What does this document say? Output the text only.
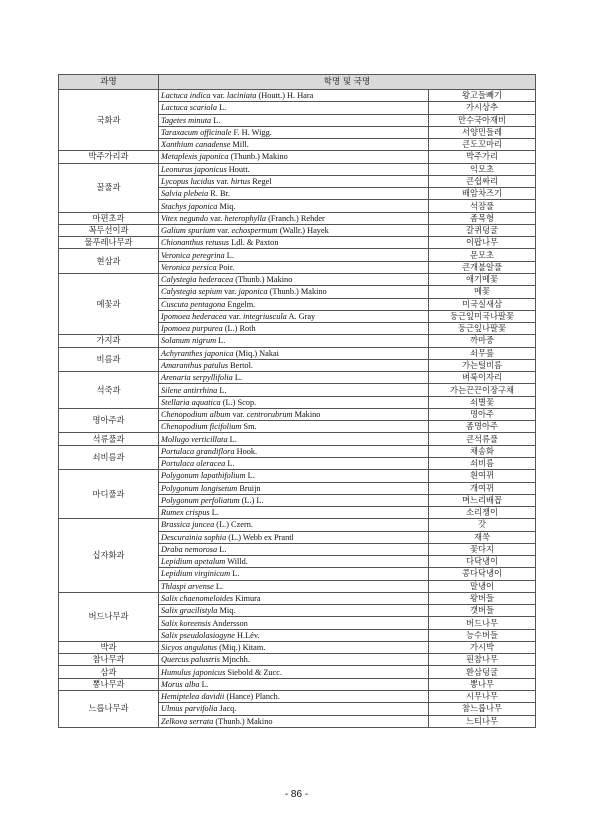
과명	학명 및 국명	
국화과	Lactuca indica var. laciniata (Houtt.) H. Hara	왕고들빼기
	Lactuca scariola L.	가시상추
	Tagetes minuta L.	만수국아재비
	Taraxacum officinale F. H. Wigg.	서양민들레
	Xanthium canadense Mill.	큰도꼬마리
박주가리과	Metaplexis japonica (Thunb.) Makino	박주가리
꿀풀과	Leonurus japonicus Houtt.	익모초
	Lycopus lucidus var. hirtus Regel	큰쉽싸리
	Salvia plebeia R. Br.	배암차즈기
	Stachys japonica Miq.	석잠풀
마편초과	Vitex negundo var. heterophylla (Franch.) Rehder	좀목형
꼭두선이과	Galium spurium var. echospermum (Wallr.) Hayek	갈퀴덩굴
물푸레나무과	Chionanthus retusus Ldl. & Paxton	이팝나무
현삼과	Veronica peregrina L.	문모초
	Veronica persica Poir.	큰개불알풀
메꽃과	Calystegia hederacea (Thunb.) Makino	애기메꽃
	Calystegia sepium var. japonica (Thunb.) Makino	메꽃
	Cuscuta pentagona Engelm.	미국실새삼
	Ipomoea hederacea var. integriuscula A. Gray	둥근잎미국나팔꽃
	Ipomoea purpurea (L.) Roth	둥근잎나팔꽃
가지과	Solanum nigrum L.	까마중
비름과	Achyranthes japonica (Miq.) Nakai	쇠무릎
	Amaranthus patulus Bertol.	가는털비름
석죽과	Arenaria serpyllifolia L.	벼룩이자리
	Silene antirrhina L.	가는끈끈이장구채
	Stellaria aquatica (L.) Scop.	쇠별꽃
명아주과	Chenopodium album var. centrorubrum Makino	명아주
	Chenopodium ficifolium Sm.	좀명아주
석류풀과	Mollugo verticillata L.	큰석류풀
쇠비름과	Portulaca grandiflora Hook.	채송화
	Portulaca oleracea L.	쇠비름
마디풀과	Polygonum lapathifolium L.	흰여뀌
	Polygonum longisetum Bruijn	개여뀌
	Polygonum perfoliatum (L.) L.	며느리배꼽
	Rumex crispus L.	소리쟁이
십자화과	Brassica juncea (L.) Czern.	갓
	Descurainia sophia (L.) Webb ex Prantl	재쑥
	Draba nemorosa L.	꽃다지
	Lepidium apetalum Willd.	다닥냉이
	Lepidium virginicum L.	콩다닥냉이
	Thlaspi arvense L.	말냉이
버드나무과	Salix chaenomeloides Kimura	왕버들
	Salix gracilistyla Miq.	갯버들
	Salix koreensis Andersson	버드나무
	Salix pseudolasiogyne H.Lév.	능수버들
박과	Sicyos angulatus (Miq.) Kitam.	가시박
참나무과	Quercus palustris Mјnchh.	핀참나무
삼과	Humulus japonicus Siebold & Zucc.	환삼덩굴
뽕나무과	Morus alba L.	뽕나무
느릅나무과	Hemiptelea davidii (Hance) Planch.	시무나무
	Ulmus parvifolia Jacq.	참느릅나무
	Zelkova serrata (Thunb.) Makino	느티나무
- 86 -
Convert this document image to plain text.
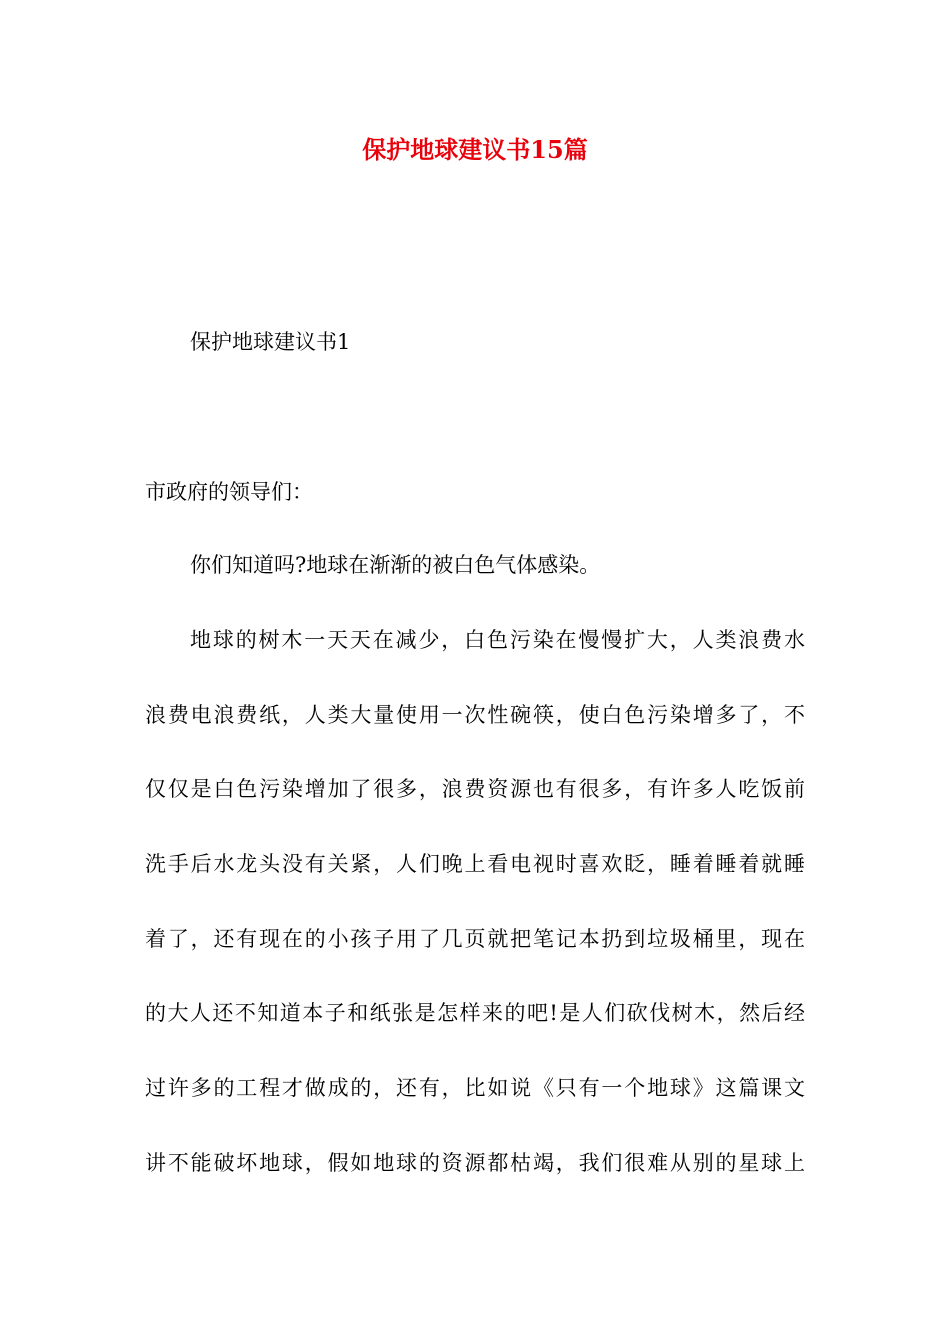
保护地球建议书15篇
保护地球建议书1
市政府的领导们：
你们知道吗?地球在渐渐的被白色气体感染。
地球的树木一天天在减少，白色污染在慢慢扩大，人类浪费水
浪费电浪费纸，人类大量使用一次性碗筷，使白色污染增多了，不
仅仅是白色污染增加了很多，浪费资源也有很多，有许多人吃饭前
洗手后水龙头没有关紧，人们晚上看电视时喜欢眨，睡着睡着就睡
着了，还有现在的小孩子用了几页就把笔记本扔到垃圾桶里，现在
的大人还不知道本子和纸张是怎样来的吧!是人们砍伐树木，然后经
过许多的工程才做成的，还有，比如说《只有一个地球》这篇课文
讲不能破坏地球，假如地球的资源都枯竭，我们很难从别的星球上
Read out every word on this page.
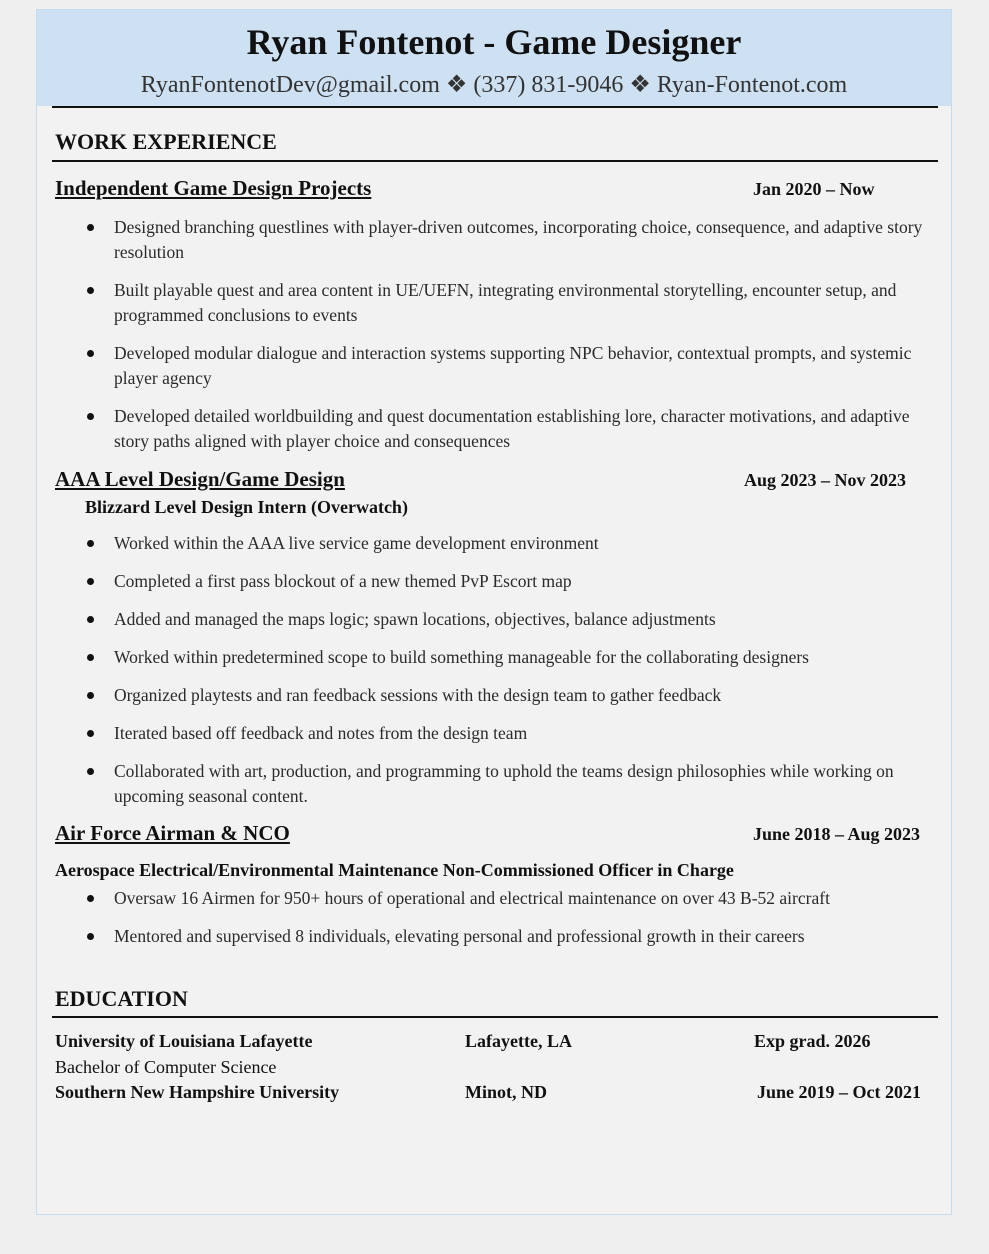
Ryan Fontenot - Game Designer
RyanFontenotDev@gmail.com ❖ (337) 831-9046 ❖ Ryan-Fontenot.com
WORK EXPERIENCE
Independent Game Design Projects	Jan 2020 – Now
Designed branching questlines with player-driven outcomes, incorporating choice, consequence, and adaptive story resolution
Built playable quest and area content in UE/UEFN, integrating environmental storytelling, encounter setup, and programmed conclusions to events
Developed modular dialogue and interaction systems supporting NPC behavior, contextual prompts, and systemic player agency
Developed detailed worldbuilding and quest documentation establishing lore, character motivations, and adaptive story paths aligned with player choice and consequences
AAA Level Design/Game Design	Aug 2023 – Nov 2023
Blizzard Level Design Intern (Overwatch)
Worked within the AAA live service game development environment
Completed a first pass blockout of a new themed PvP Escort map
Added and managed the maps logic; spawn locations, objectives, balance adjustments
Worked within predetermined scope to build something manageable for the collaborating designers
Organized playtests and ran feedback sessions with the design team to gather feedback
Iterated based off feedback and notes from the design team
Collaborated with art, production, and programming to uphold the teams design philosophies while working on upcoming seasonal content.
Air Force Airman & NCO	June 2018 – Aug 2023
Aerospace Electrical/Environmental Maintenance Non-Commissioned Officer in Charge
Oversaw 16 Airmen for 950+ hours of operational and electrical maintenance on over 43 B-52 aircraft
Mentored and supervised 8 individuals, elevating personal and professional growth in their careers
EDUCATION
University of Louisiana Lafayette	Lafayette, LA	Exp grad. 2026
Bachelor of Computer Science
Southern New Hampshire University	Minot, ND	June 2019 – Oct 2021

====================

Repeat the data above exactly, but not the pictures.

What does this document say? Output the text only.
과명	학명 및 국명	
국화과	Lactuca indica var. laciniata (Houtt.) H. Hara	왕고들빼기
	Lactuca scariola L.	가시상추
	Tagetes minuta L.	만수국아재비
	Taraxacum officinale F. H. Wigg.	서양민들레
	Xanthium canadense Mill.	큰도꼬마리
박주가리과	Metaplexis japonica (Thunb.) Makino	박주가리
꿀풀과	Leonurus japonicus Houtt.	익모초
	Lycopus lucidus var. hirtus Regel	큰쉽싸리
	Salvia plebeia R. Br.	배암차즈기
	Stachys japonica Miq.	석잠풀
마편초과	Vitex negundo var. heterophylla (Franch.) Rehder	좀목형
꼭두선이과	Galium spurium var. echospermum (Wallr.) Hayek	갈퀴덩굴
물푸레나무과	Chionanthus retusus Ldl. & Paxton	이팝나무
현삼과	Veronica peregrina L.	문모초
	Veronica persica Poir.	큰개불알풀
메꽃과	Calystegia hederacea (Thunb.) Makino	애기메꽃
	Calystegia sepium var. japonica (Thunb.) Makino	메꽃
	Cuscuta pentagona Engelm.	미국실새삼
	Ipomoea hederacea var. integriuscula A. Gray	둥근잎미국나팔꽃
	Ipomoea purpurea (L.) Roth	둥근잎나팔꽃
가지과	Solanum nigrum L.	까마중
비름과	Achyranthes japonica (Miq.) Nakai	쇠무릎
	Amaranthus patulus Bertol.	가는털비름
석죽과	Arenaria serpyllifolia L.	벼룩이자리
	Silene antirrhina L.	가는끈끈이장구채
	Stellaria aquatica (L.) Scop.	쇠별꽃
명아주과	Chenopodium album var. centrorubrum Makino	명아주
	Chenopodium ficifolium Sm.	좀명아주
석류풀과	Mollugo verticillata L.	큰석류풀
쇠비름과	Portulaca grandiflora Hook.	채송화
	Portulaca oleracea L.	쇠비름
마디풀과	Polygonum lapathifolium L.	흰여뀌
	Polygonum longisetum Bruijn	개여뀌
	Polygonum perfoliatum (L.) L.	며느리배꼽
	Rumex crispus L.	소리쟁이
십자화과	Brassica juncea (L.) Czern.	갓
	Descurainia sophia (L.) Webb ex Prantl	재쑥
	Draba nemorosa L.	꽃다지
	Lepidium apetalum Willd.	다닥냉이
	Lepidium virginicum L.	콩다닥냉이
	Thlaspi arvense L.	말냉이
버드나무과	Salix chaenomeloides Kimura	왕버들
	Salix gracilistyla Miq.	갯버들
	Salix koreensis Andersson	버드나무
	Salix pseudolasiogyne H.Lév.	능수버들
박과	Sicyos angulatus (Miq.) Kitam.	가시박
참나무과	Quercus palustris Mјnchh.	핀참나무
삼과	Humulus japonicus Siebold & Zucc.	환삼덩굴
뽕나무과	Morus alba L.	뽕나무
느릅나무과	Hemiptelea davidii (Hance) Planch.	시무나무
	Ulmus parvifolia Jacq.	참느릅나무
	Zelkova serrata (Thunb.) Makino	느티나무
- 86 -
Convert this document image to plain text.
保护地球建议书15篇
保护地球建议书1
市政府的领导们：
你们知道吗?地球在渐渐的被白色气体感染。
地球的树木一天天在减少，白色污染在慢慢扩大，人类浪费水
浪费电浪费纸，人类大量使用一次性碗筷，使白色污染增多了，不
仅仅是白色污染增加了很多，浪费资源也有很多，有许多人吃饭前
洗手后水龙头没有关紧，人们晚上看电视时喜欢眨，睡着睡着就睡
着了，还有现在的小孩子用了几页就把笔记本扔到垃圾桶里，现在
的大人还不知道本子和纸张是怎样来的吧!是人们砍伐树木，然后经
过许多的工程才做成的，还有，比如说《只有一个地球》这篇课文
讲不能破坏地球，假如地球的资源都枯竭，我们很难从别的星球上
Read out every word on this page.
Ryan Fontenot - Game Designer
RyanFontenotDev@gmail.com ❖ (337) 831-9046 ❖ Ryan-Fontenot.com
WORK EXPERIENCE
Independent Game Design Projects	Jan 2020 – Now
Designed branching questlines with player-driven outcomes, incorporating choice, consequence, and adaptive story resolution
Built playable quest and area content in UE/UEFN, integrating environmental storytelling, encounter setup, and programmed conclusions to events
Developed modular dialogue and interaction systems supporting NPC behavior, contextual prompts, and systemic player agency
Developed detailed worldbuilding and quest documentation establishing lore, character motivations, and adaptive story paths aligned with player choice and consequences
AAA Level Design/Game Design	Aug 2023 – Nov 2023
Blizzard Level Design Intern (Overwatch)
Worked within the AAA live service game development environment
Completed a first pass blockout of a new themed PvP Escort map
Added and managed the maps logic; spawn locations, objectives, balance adjustments
Worked within predetermined scope to build something manageable for the collaborating designers
Organized playtests and ran feedback sessions with the design team to gather feedback
Iterated based off feedback and notes from the design team
Collaborated with art, production, and programming to uphold the teams design philosophies while working on upcoming seasonal content.
Air Force Airman & NCO	June 2018 – Aug 2023
Aerospace Electrical/Environmental Maintenance Non-Commissioned Officer in Charge
Oversaw 16 Airmen for 950+ hours of operational and electrical maintenance on over 43 B-52 aircraft
Mentored and supervised 8 individuals, elevating personal and professional growth in their careers
EDUCATION
University of Louisiana Lafayette	Lafayette, LA	Exp grad. 2026
Bachelor of Computer Science
Southern New Hampshire University	Minot, ND	June 2019 – Oct 2021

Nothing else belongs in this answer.